→ **Work to complete**
Look through the material below. Copy each line that contains the string "kameishakippen".

→ **Stored rows**
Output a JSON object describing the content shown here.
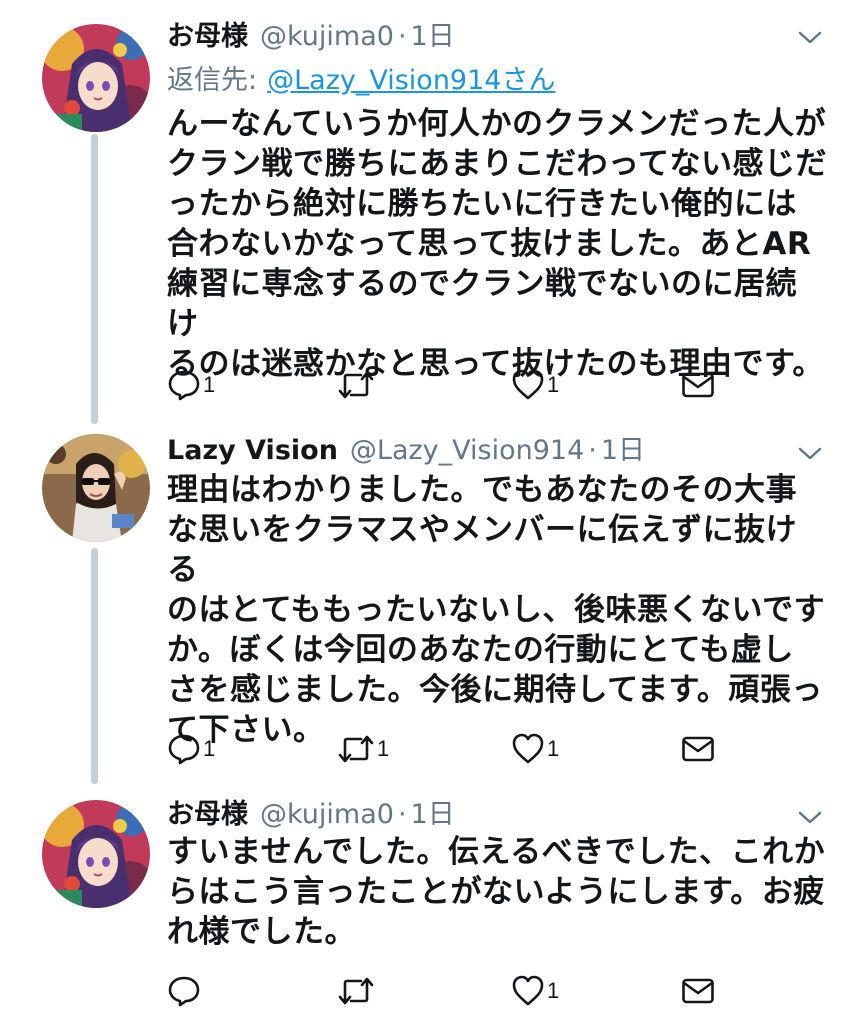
{
  "tweets": [
    {
      "name": "お母様",
      "handle": "@kujima0",
      "dot": "·",
      "time": "1日",
      "reply_to_label": "返信先:",
      "reply_to_link": "@Lazy_Vision914さん",
      "lines": [
        "んーなんていうか何人かのクラメンだった人が",
        "クラン戦で勝ちにあまりこだわってない感じだ",
        "ったから絶対に勝ちたいに行きたい俺的には",
        "合わないかなって思って抜けました。あとAR",
        "練習に専念するのでクラン戦でないのに居続け",
        "るのは迷惑かなと思って抜けたのも理由です。"
      ],
      "reply_count": "1",
      "retweet_count": "",
      "like_count": "1",
      "avatar_icon": "anime-avatar-icon"
    },
    {
      "name": "Lazy Vision",
      "handle": "@Lazy_Vision914",
      "dot": "·",
      "time": "1日",
      "lines": [
        "理由はわかりました。でもあなたのその大事",
        "な思いをクラマスやメンバーに伝えずに抜ける",
        "のはとてももったいないし、後味悪くないです",
        "か。ぼくは今回のあなたの行動にとても虚し",
        "さを感じました。今後に期待してます。頑張っ",
        "て下さい。"
      ],
      "reply_count": "1",
      "retweet_count": "1",
      "like_count": "1",
      "avatar_icon": "photo-avatar-icon"
    },
    {
      "name": "お母様",
      "handle": "@kujima0",
      "dot": "·",
      "time": "1日",
      "lines": [
        "すいませんでした。伝えるべきでした、これか",
        "らはこう言ったことがないようにします。お疲",
        "れ様でした。"
      ],
      "reply_count": "",
      "retweet_count": "",
      "like_count": "1",
      "avatar_icon": "anime-avatar-icon"
    }
  ],
  "colors": {
    "text": "#14171a",
    "secondary": "#657786",
    "link": "#1b95e0",
    "thread_line": "#c6cfd6"
  }
}
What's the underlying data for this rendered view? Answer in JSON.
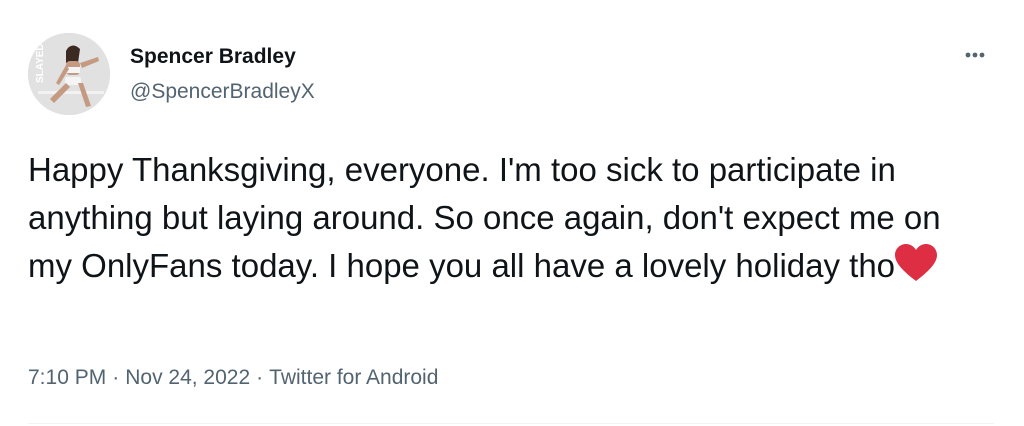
{
  "author": {
    "name": "Spencer Bradley",
    "handle": "@SpencerBradleyX",
    "avatar_badge": "SLAYED"
  },
  "tweet": {
    "text": "Happy Thanksgiving, everyone. I'm too sick to participate in anything but laying around. So once again, don't expect me on my OnlyFans today. I hope you all have a lovely holiday tho",
    "emoji": "red-heart-icon"
  },
  "meta": {
    "time": "7:10 PM",
    "date": "Nov 24, 2022",
    "source": "Twitter for Android",
    "separator": "·"
  },
  "colors": {
    "text": "#0f1419",
    "secondary": "#536471",
    "heart": "#dd2e44",
    "divider": "#eff3f4"
  },
  "icons": {
    "more": "more-horizontal-icon"
  }
}
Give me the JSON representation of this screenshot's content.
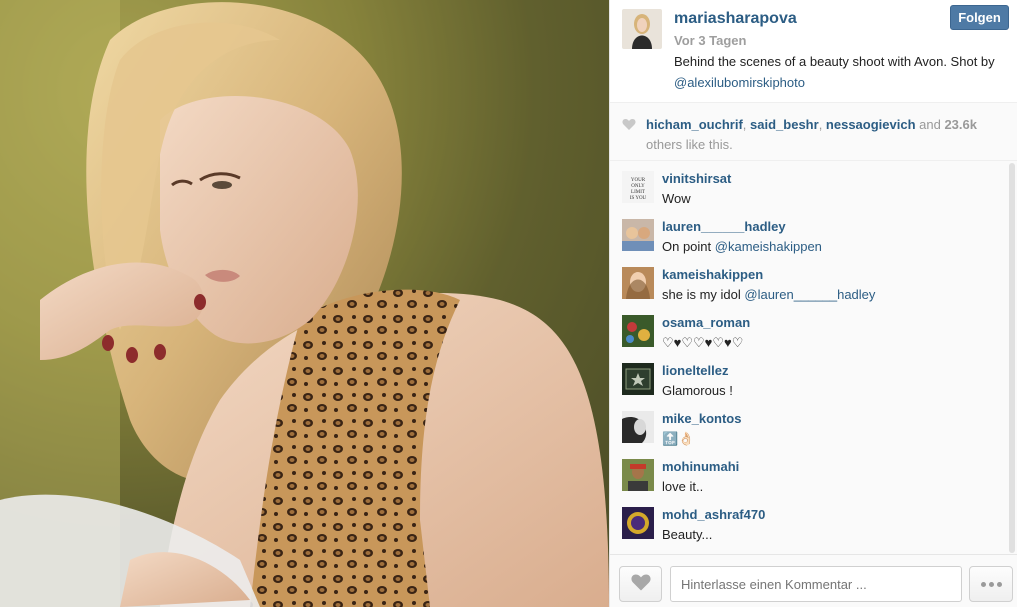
{
  "post": {
    "username": "mariasharapova",
    "time": "Vor 3 Tagen",
    "caption_text": "Behind the scenes of a beauty shoot with Avon. Shot by ",
    "caption_mention": "@alexilubomirskiphoto",
    "follow_label": "Folgen",
    "image_description_icon": "photo-image"
  },
  "likes": {
    "user1": "hicham_ouchrif",
    "sep1": ", ",
    "user2": "said_beshr",
    "sep2": ", ",
    "user3": "nessaogievich",
    "and": " and ",
    "count": "23.6k",
    "tail": "others like this."
  },
  "comments": [
    {
      "user": "vinitshirsat",
      "text": "Wow",
      "mention": ""
    },
    {
      "user": "lauren______hadley",
      "text": "On point ",
      "mention": "@kameishakippen"
    },
    {
      "user": "kameishakippen",
      "text": "she is my idol ",
      "mention": "@lauren______hadley"
    },
    {
      "user": "osama_roman",
      "text": "♡♥♡♡♥♡♥♡",
      "mention": ""
    },
    {
      "user": "lioneltellez",
      "text": "Glamorous !",
      "mention": ""
    },
    {
      "user": "mike_kontos",
      "text": "🔝👌🏻",
      "mention": ""
    },
    {
      "user": "mohinumahi",
      "text": "love it..",
      "mention": ""
    },
    {
      "user": "mohd_ashraf470",
      "text": "Beauty...",
      "mention": ""
    }
  ],
  "footer": {
    "comment_placeholder": "Hinterlasse einen Kommentar ..."
  },
  "colors": {
    "link": "#2c5d84",
    "follow_bg": "#4e7aa5"
  }
}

→ **Complete response**
      "mention": "@kameishakippen"
      "user": "kameishakippen",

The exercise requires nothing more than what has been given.